Tally the lines holding the string "text" and reply with that number alone.

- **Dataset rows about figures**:
────────────────

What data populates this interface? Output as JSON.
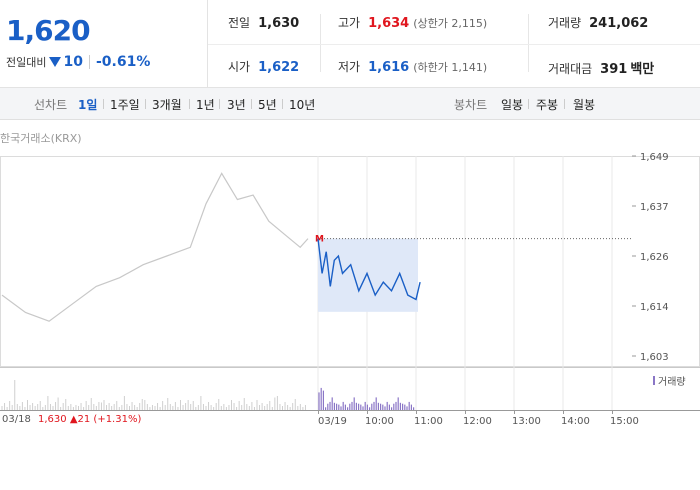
{
  "quote": {
    "price": "1,620",
    "change_label": "전일대비",
    "change_value": "10",
    "change_pct": "-0.61%"
  },
  "stats": {
    "prev_close": {
      "label": "전일",
      "value": "1,630"
    },
    "open": {
      "label": "시가",
      "value": "1,622"
    },
    "high": {
      "label": "고가",
      "value": "1,634",
      "sub": "(상한가 2,115)"
    },
    "low": {
      "label": "저가",
      "value": "1,616",
      "sub": "(하한가 1,141)"
    },
    "volume": {
      "label": "거래량",
      "value": "241,062"
    },
    "amount": {
      "label": "거래대금",
      "value": "391",
      "unit": "백만"
    }
  },
  "tabs": {
    "line_label": "선차트",
    "line_tabs": [
      "1일",
      "1주일",
      "3개월",
      "1년",
      "3년",
      "5년",
      "10년"
    ],
    "active": "1일",
    "candle_label": "봉차트",
    "candle_tabs": [
      "일봉",
      "주봉",
      "월봉"
    ]
  },
  "source": "한국거래소(KRX)",
  "base_label": {
    "date": "03/18",
    "text": "1,630 ▲21 (+1.31%)"
  },
  "volume_legend": "거래량",
  "colors": {
    "today_line": "#1a5fc6",
    "prev_line": "#c8c8c8",
    "fill": "#dfe8f8",
    "up": "#e0161e",
    "down": "#1a5fc6",
    "volume": "#8a76c6"
  },
  "chart_data": {
    "type": "line",
    "y_ticks": [
      "1,649",
      "1,637",
      "1,626",
      "1,614",
      "1,603"
    ],
    "ylim": [
      1603,
      1649
    ],
    "x_ticks": [
      "03/19",
      "10:00",
      "11:00",
      "12:00",
      "13:00",
      "14:00",
      "15:00"
    ],
    "prev_close": 1630,
    "series": [
      {
        "x": [
          "03/18 09:00",
          "03/18 09:30",
          "03/18 10:00",
          "03/18 10:30",
          "03/18 11:00",
          "03/18 11:30",
          "03/18 12:00",
          "03/18 12:30",
          "03/18 13:00",
          "03/18 13:20",
          "03/18 13:40",
          "03/18 14:00",
          "03/18 14:20",
          "03/18 14:40",
          "03/18 15:00",
          "03/18 15:20",
          "03/18 15:30"
        ],
        "y": [
          1617,
          1613,
          1611,
          1615,
          1619,
          1621,
          1624,
          1626,
          1628,
          1638,
          1645,
          1639,
          1640,
          1634,
          1631,
          1628,
          1630
        ]
      },
      {
        "x": [
          "09:00",
          "09:05",
          "09:10",
          "09:15",
          "09:20",
          "09:25",
          "09:30",
          "09:40",
          "09:50",
          "10:00",
          "10:10",
          "10:20",
          "10:30",
          "10:40",
          "10:50",
          "11:00",
          "11:05"
        ],
        "y": [
          1630,
          1622,
          1627,
          1619,
          1625,
          1626,
          1622,
          1624,
          1618,
          1622,
          1617,
          1620,
          1618,
          1622,
          1617,
          1616,
          1620
        ]
      }
    ]
  }
}
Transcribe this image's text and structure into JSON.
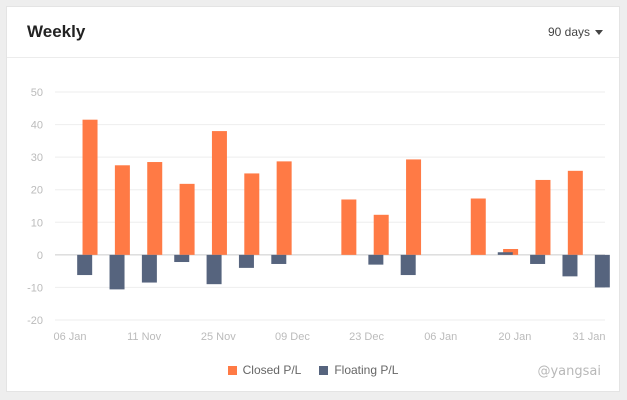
{
  "header": {
    "title": "Weekly",
    "range_label": "90 days"
  },
  "watermark": "@yangsai",
  "colors": {
    "closed": "#ff7a45",
    "floating": "#56647e",
    "grid": "#eeeeee",
    "zero": "#cccccc",
    "tick": "#bbbbbb"
  },
  "chart_data": {
    "type": "bar",
    "ylim": [
      -20,
      50
    ],
    "yticks": [
      50,
      40,
      30,
      20,
      10,
      0,
      -10,
      -20
    ],
    "x_tick_labels": [
      "06 Jan",
      "11 Nov",
      "25 Nov",
      "09 Dec",
      "23 Dec",
      "06 Jan",
      "20 Jan",
      "31 Jan"
    ],
    "series": [
      {
        "name": "Closed P/L",
        "values": [
          0,
          41.5,
          27.5,
          28.5,
          21.8,
          38,
          25,
          28.7,
          0,
          17,
          12.3,
          29.3,
          0,
          17.3,
          1.8,
          23,
          25.8
        ]
      },
      {
        "name": "Floating P/L",
        "values": [
          -6.2,
          -10.6,
          -8.5,
          -2.2,
          -9,
          -4,
          -2.8,
          0,
          0,
          -3,
          -6.2,
          0,
          0,
          0.8,
          -2.8,
          -6.6,
          -10
        ]
      }
    ],
    "legend_position": "bottom-center",
    "grid": true
  }
}
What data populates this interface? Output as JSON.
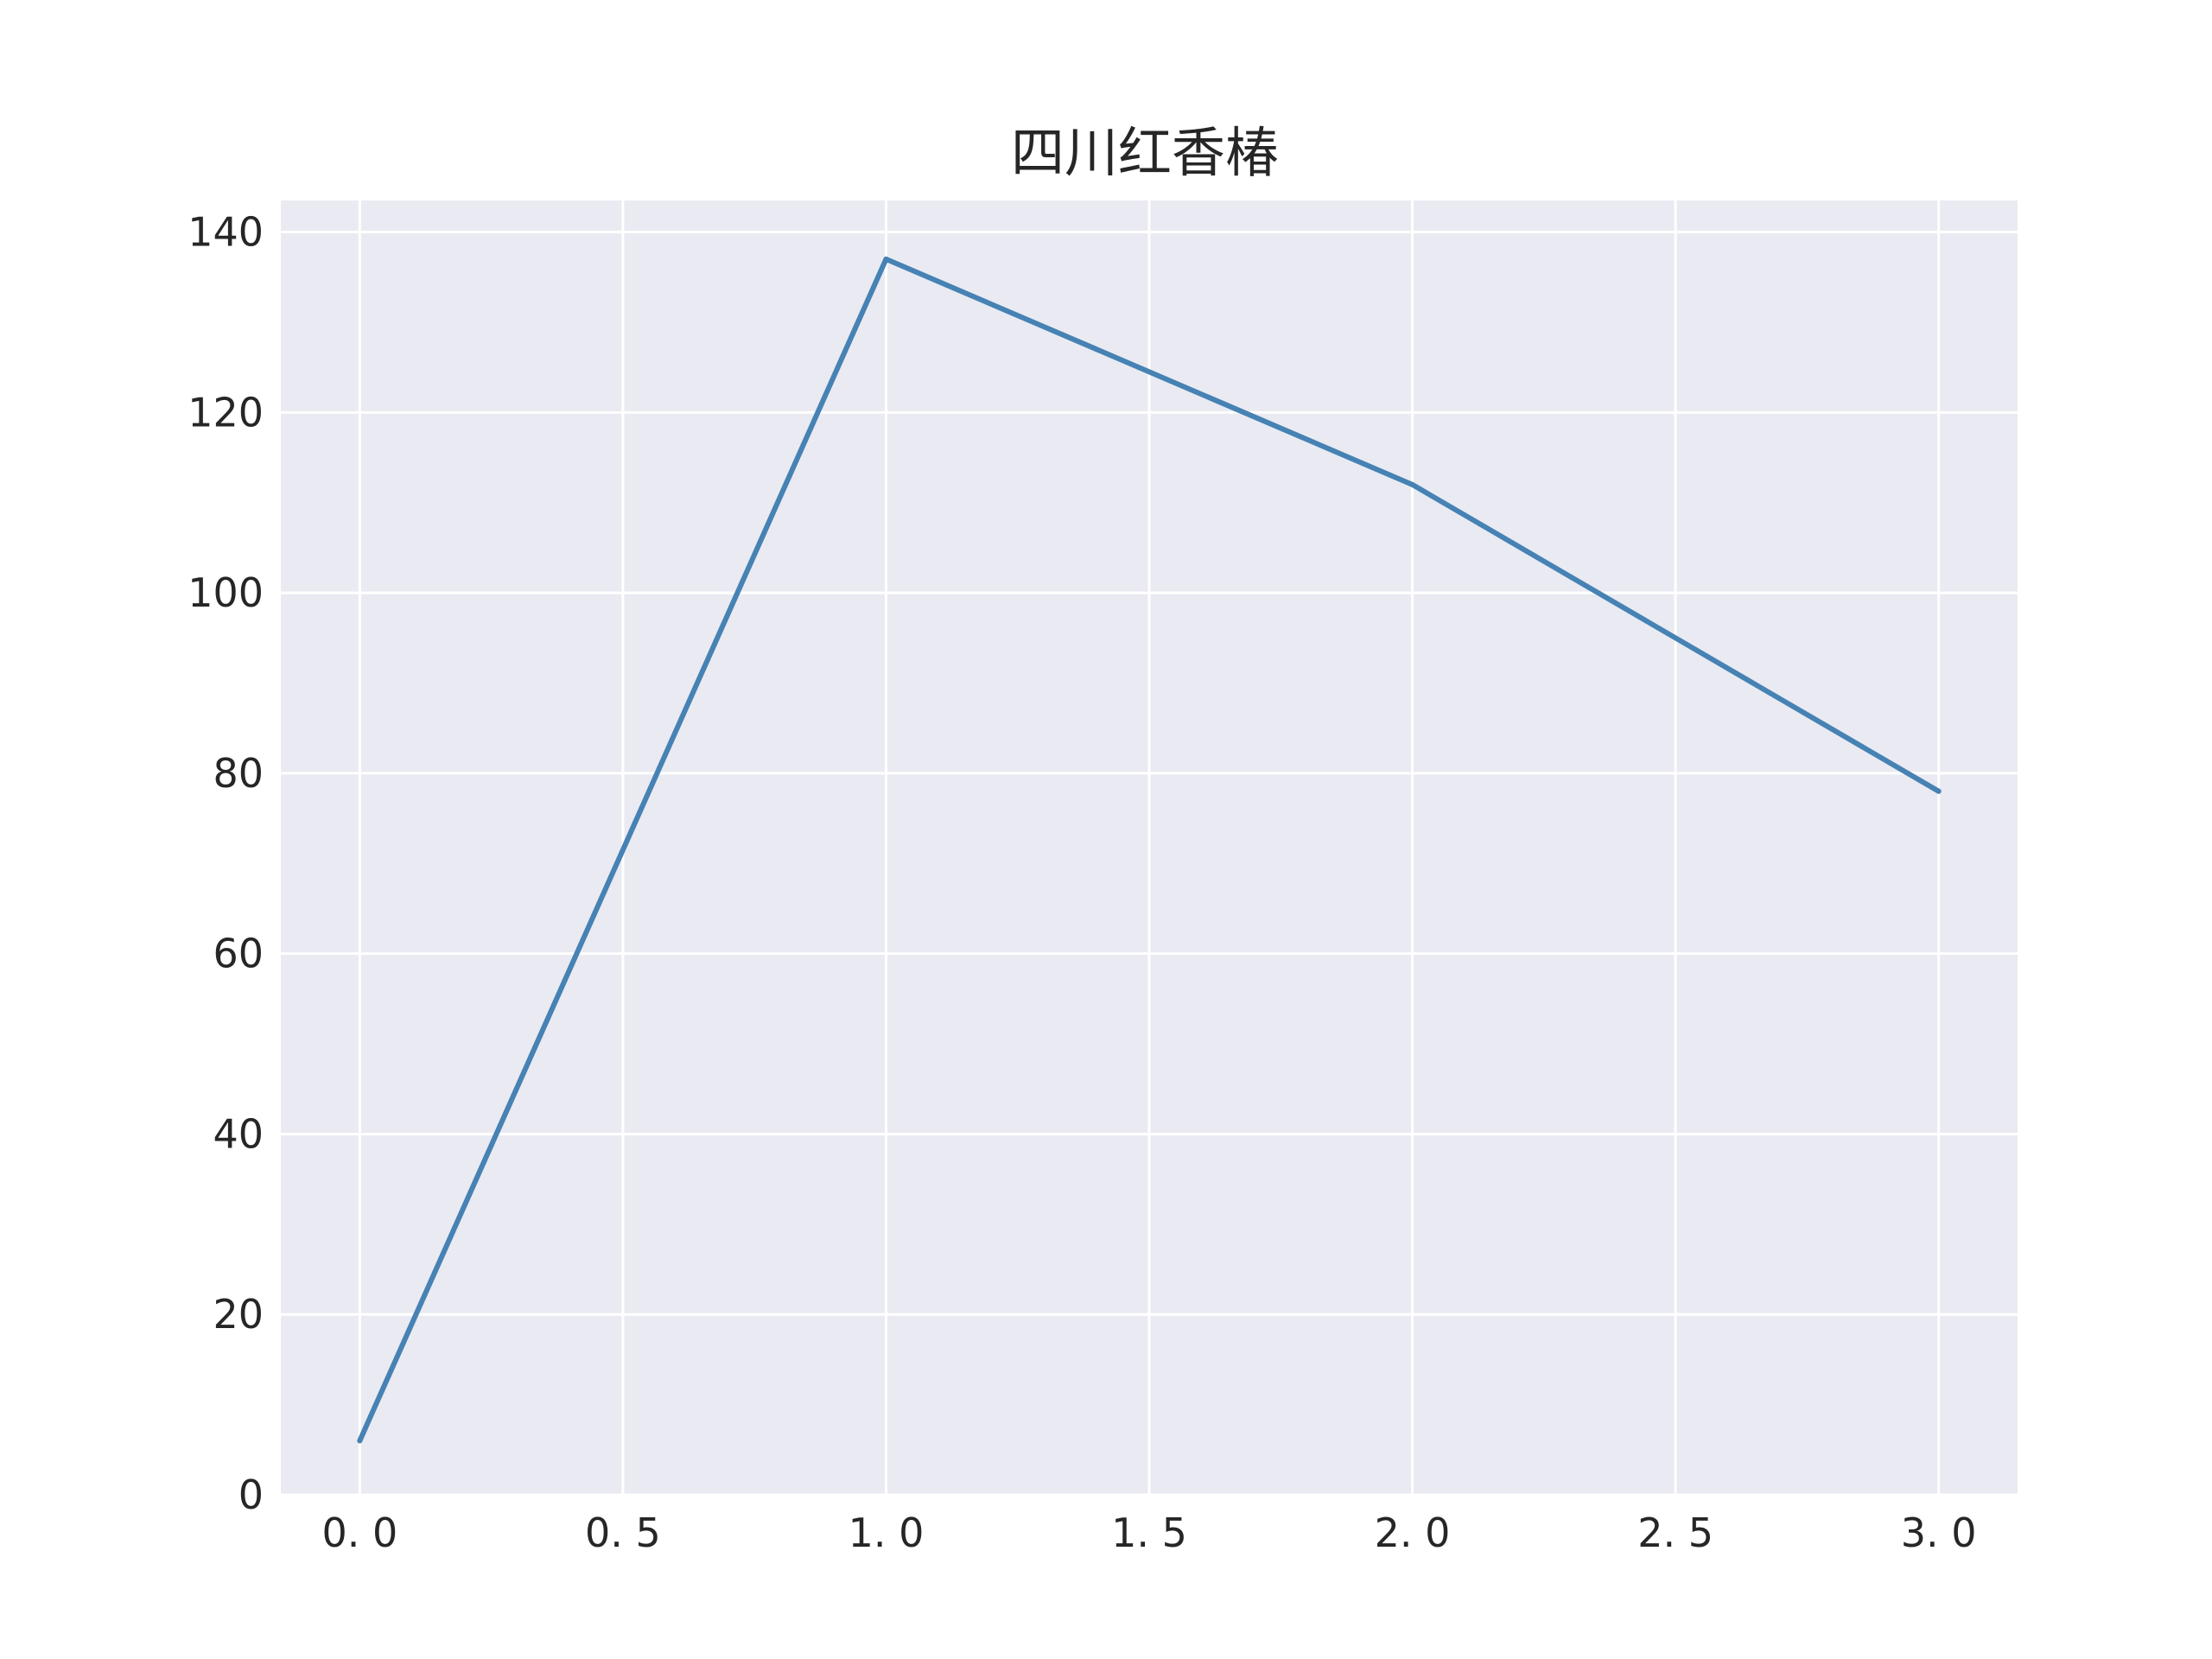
{
  "chart_data": {
    "type": "line",
    "title": "四川红香椿",
    "xlabel": "",
    "ylabel": "",
    "x": [
      0,
      1,
      2,
      3
    ],
    "series": [
      {
        "values": [
          6,
          137,
          112,
          78
        ]
      }
    ],
    "xlim": [
      -0.15,
      3.15
    ],
    "ylim": [
      0,
      143.5
    ],
    "x_ticks": [
      0.0,
      0.5,
      1.0,
      1.5,
      2.0,
      2.5,
      3.0
    ],
    "x_tick_labels": [
      "0. 0",
      "0. 5",
      "1. 0",
      "1. 5",
      "2. 0",
      "2. 5",
      "3. 0"
    ],
    "y_ticks": [
      0,
      20,
      40,
      60,
      80,
      100,
      120,
      140
    ],
    "y_tick_labels": [
      "0",
      "20",
      "40",
      "60",
      "80",
      "100",
      "120",
      "140"
    ],
    "grid": true,
    "legend": "none",
    "colors": {
      "line": "#4682b4",
      "plot_background": "#eaeaf2",
      "grid": "#ffffff",
      "text": "#262626",
      "figure_background": "#ffffff"
    }
  }
}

────────────────

- **OUTPUT**: 3